=== RECORD SET ===
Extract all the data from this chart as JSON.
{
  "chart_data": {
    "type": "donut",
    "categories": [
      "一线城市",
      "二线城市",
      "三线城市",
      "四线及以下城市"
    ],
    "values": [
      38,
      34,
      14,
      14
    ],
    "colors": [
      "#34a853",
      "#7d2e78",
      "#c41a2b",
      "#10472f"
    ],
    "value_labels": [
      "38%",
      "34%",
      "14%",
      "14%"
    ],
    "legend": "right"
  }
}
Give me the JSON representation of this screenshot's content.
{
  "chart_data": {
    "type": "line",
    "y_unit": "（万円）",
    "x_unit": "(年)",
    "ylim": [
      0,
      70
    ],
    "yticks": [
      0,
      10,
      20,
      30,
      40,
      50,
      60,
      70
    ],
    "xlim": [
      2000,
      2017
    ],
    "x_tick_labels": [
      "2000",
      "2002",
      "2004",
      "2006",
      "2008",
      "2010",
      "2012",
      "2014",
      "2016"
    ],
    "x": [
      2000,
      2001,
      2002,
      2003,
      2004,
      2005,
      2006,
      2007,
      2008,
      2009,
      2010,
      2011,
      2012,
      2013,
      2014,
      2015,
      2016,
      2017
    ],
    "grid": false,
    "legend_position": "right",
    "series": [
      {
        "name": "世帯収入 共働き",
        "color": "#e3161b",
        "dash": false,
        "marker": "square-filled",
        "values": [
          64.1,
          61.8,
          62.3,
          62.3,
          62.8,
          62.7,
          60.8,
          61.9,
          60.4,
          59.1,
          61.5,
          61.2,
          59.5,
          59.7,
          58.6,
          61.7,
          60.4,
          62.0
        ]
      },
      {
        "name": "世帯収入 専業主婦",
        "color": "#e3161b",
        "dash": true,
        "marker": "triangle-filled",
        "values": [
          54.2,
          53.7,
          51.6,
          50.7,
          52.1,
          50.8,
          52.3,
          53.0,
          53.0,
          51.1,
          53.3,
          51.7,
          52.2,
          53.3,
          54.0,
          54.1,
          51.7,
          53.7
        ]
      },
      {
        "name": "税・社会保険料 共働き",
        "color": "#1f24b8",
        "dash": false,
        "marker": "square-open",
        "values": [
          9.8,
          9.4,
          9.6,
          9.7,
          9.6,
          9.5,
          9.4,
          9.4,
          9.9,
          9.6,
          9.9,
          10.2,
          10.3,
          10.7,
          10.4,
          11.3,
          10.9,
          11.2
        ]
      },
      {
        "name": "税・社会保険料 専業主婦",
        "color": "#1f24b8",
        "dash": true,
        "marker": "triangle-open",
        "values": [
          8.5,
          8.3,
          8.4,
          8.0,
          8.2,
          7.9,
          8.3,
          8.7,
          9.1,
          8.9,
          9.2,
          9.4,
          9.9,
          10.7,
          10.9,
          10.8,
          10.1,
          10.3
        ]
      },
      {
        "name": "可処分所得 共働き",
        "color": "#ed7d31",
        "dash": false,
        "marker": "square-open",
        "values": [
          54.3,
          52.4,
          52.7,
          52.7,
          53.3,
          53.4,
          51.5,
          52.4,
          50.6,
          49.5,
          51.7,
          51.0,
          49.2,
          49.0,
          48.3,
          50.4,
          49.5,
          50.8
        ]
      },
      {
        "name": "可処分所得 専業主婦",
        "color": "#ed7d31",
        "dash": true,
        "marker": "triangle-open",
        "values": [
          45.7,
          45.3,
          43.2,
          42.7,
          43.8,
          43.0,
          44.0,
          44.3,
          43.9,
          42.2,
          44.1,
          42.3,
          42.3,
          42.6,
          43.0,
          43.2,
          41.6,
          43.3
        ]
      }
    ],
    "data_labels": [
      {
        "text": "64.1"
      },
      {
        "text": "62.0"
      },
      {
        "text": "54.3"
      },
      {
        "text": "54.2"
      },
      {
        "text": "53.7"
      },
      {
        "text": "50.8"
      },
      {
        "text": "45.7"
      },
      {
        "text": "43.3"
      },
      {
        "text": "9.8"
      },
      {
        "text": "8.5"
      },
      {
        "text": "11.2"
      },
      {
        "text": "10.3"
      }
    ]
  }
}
===
— YOUR OBJECTIVE —
Among the entries above, identify all lines with "text" and copy them.

— EXERCISE OUTPUT —
        "text": "64.1"
        "text": "62.0"
        "text": "54.3"
        "text": "54.2"
        "text": "53.7"
        "text": "50.8"
        "text": "45.7"
        "text": "43.3"
        "text": "9.8"
        "text": "8.5"
        "text": "11.2"
        "text": "10.3"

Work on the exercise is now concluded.